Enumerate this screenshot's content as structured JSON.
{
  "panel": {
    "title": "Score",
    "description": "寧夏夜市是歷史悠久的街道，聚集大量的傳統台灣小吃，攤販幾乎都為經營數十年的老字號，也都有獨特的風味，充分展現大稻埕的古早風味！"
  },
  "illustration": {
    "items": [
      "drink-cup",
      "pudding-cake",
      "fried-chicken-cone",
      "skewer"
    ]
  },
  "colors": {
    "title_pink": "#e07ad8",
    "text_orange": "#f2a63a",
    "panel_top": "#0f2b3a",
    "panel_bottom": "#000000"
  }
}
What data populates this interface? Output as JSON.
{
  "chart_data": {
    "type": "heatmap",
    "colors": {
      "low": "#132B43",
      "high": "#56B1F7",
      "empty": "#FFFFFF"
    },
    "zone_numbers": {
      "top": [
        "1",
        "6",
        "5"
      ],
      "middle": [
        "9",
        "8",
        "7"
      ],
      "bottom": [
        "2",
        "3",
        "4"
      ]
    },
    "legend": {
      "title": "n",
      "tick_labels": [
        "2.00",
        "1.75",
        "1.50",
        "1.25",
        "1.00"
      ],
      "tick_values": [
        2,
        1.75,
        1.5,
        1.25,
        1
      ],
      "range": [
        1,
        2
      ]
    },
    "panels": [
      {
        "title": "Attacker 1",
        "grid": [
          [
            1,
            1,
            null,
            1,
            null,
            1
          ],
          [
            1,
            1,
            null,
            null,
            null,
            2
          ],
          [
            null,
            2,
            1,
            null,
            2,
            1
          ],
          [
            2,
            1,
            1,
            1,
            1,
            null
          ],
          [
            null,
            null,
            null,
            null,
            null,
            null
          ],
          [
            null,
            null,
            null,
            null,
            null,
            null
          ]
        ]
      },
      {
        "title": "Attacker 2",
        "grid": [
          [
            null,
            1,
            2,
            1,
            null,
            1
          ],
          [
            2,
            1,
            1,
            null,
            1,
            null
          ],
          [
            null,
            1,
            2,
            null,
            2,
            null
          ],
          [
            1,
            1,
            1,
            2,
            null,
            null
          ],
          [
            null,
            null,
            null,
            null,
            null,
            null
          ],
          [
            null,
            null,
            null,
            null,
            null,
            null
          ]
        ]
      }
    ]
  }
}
──────
**Objective**.
Every line in the data above that contains "this" needs to be copied.

**Answer to the exercise**.
Enumerate this screenshot's content as structured JSON.
What data populates this interface? Output as JSON.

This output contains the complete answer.